◆ Work to be completed ◆
Rewrite the data below with every "Jan 09" swapped for "Jan 10" and nothing else altered.
═════ Task data ═════
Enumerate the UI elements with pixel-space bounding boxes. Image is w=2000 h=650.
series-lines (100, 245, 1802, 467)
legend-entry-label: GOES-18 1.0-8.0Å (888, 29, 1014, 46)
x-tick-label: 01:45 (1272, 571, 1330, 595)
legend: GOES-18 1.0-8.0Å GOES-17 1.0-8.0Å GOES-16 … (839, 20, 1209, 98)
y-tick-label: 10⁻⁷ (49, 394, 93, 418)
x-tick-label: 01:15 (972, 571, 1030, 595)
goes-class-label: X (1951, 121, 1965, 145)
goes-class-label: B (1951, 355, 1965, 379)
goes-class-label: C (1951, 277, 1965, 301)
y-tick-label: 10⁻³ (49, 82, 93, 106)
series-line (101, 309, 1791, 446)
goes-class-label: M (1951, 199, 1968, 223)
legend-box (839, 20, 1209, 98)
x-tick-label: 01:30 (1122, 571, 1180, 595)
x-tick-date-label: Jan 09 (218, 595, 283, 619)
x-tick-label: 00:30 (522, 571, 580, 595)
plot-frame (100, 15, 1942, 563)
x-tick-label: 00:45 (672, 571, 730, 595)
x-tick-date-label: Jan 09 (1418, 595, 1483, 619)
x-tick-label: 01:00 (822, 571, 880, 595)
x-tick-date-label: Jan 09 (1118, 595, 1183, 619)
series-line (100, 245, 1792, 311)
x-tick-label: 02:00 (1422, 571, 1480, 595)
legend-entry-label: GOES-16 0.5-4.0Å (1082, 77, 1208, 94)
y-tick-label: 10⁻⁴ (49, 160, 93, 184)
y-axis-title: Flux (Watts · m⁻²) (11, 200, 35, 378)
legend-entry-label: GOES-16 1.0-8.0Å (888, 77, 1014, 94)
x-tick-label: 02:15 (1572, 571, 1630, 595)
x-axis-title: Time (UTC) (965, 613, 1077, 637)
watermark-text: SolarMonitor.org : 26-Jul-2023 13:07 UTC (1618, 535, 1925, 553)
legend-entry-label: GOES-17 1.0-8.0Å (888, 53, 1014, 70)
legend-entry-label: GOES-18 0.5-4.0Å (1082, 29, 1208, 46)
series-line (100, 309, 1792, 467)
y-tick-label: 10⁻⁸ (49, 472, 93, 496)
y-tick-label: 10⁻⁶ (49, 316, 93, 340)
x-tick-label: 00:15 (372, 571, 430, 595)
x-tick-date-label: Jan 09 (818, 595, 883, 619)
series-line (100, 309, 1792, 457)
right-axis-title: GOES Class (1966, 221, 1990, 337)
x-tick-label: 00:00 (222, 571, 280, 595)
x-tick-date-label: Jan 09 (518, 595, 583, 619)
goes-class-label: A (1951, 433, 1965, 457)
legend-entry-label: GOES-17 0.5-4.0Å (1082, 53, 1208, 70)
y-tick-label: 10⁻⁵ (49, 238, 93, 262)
═════
◆ Task response ◆
Enumerate the UI elements with pixel-space bounding boxes. Image is w=2000 h=650.
series-lines (100, 245, 1802, 467)
legend-entry-label: GOES-18 1.0-8.0Å (888, 29, 1014, 46)
x-tick-label: 01:45 (1272, 571, 1330, 595)
legend: GOES-18 1.0-8.0Å GOES-17 1.0-8.0Å GOES-16 … (839, 20, 1209, 98)
y-tick-label: 10⁻⁷ (49, 394, 93, 418)
x-tick-label: 01:15 (972, 571, 1030, 595)
goes-class-label: X (1951, 121, 1965, 145)
goes-class-label: B (1951, 355, 1965, 379)
goes-class-label: C (1951, 277, 1965, 301)
y-tick-label: 10⁻³ (49, 82, 93, 106)
series-line (101, 309, 1791, 446)
goes-class-label: M (1951, 199, 1968, 223)
legend-box (839, 20, 1209, 98)
x-tick-label: 01:30 (1122, 571, 1180, 595)
x-tick-date-label: Jan 10 (218, 595, 283, 619)
x-tick-label: 00:30 (522, 571, 580, 595)
plot-frame (100, 15, 1942, 563)
x-tick-label: 00:45 (672, 571, 730, 595)
x-tick-date-label: Jan 10 (1418, 595, 1483, 619)
x-tick-label: 01:00 (822, 571, 880, 595)
x-tick-date-label: Jan 10 (1118, 595, 1183, 619)
series-line (100, 245, 1792, 311)
x-tick-label: 02:00 (1422, 571, 1480, 595)
legend-entry-label: GOES-16 0.5-4.0Å (1082, 77, 1208, 94)
y-tick-label: 10⁻⁴ (49, 160, 93, 184)
y-axis-title: Flux (Watts · m⁻²) (11, 200, 35, 378)
legend-entry-label: GOES-16 1.0-8.0Å (888, 77, 1014, 94)
x-tick-label: 02:15 (1572, 571, 1630, 595)
x-axis-title: Time (UTC) (965, 613, 1077, 637)
watermark-text: SolarMonitor.org : 26-Jul-2023 13:07 UTC (1618, 535, 1925, 553)
legend-entry-label: GOES-17 1.0-8.0Å (888, 53, 1014, 70)
legend-entry-label: GOES-18 0.5-4.0Å (1082, 29, 1208, 46)
series-line (100, 309, 1792, 467)
y-tick-label: 10⁻⁸ (49, 472, 93, 496)
y-tick-label: 10⁻⁶ (49, 316, 93, 340)
x-tick-label: 00:15 (372, 571, 430, 595)
x-tick-date-label: Jan 10 (818, 595, 883, 619)
series-line (100, 309, 1792, 457)
right-axis-title: GOES Class (1966, 221, 1990, 337)
x-tick-label: 00:00 (222, 571, 280, 595)
x-tick-date-label: Jan 10 (518, 595, 583, 619)
goes-class-label: A (1951, 433, 1965, 457)
legend-entry-label: GOES-17 0.5-4.0Å (1082, 53, 1208, 70)
y-tick-label: 10⁻⁵ (49, 238, 93, 262)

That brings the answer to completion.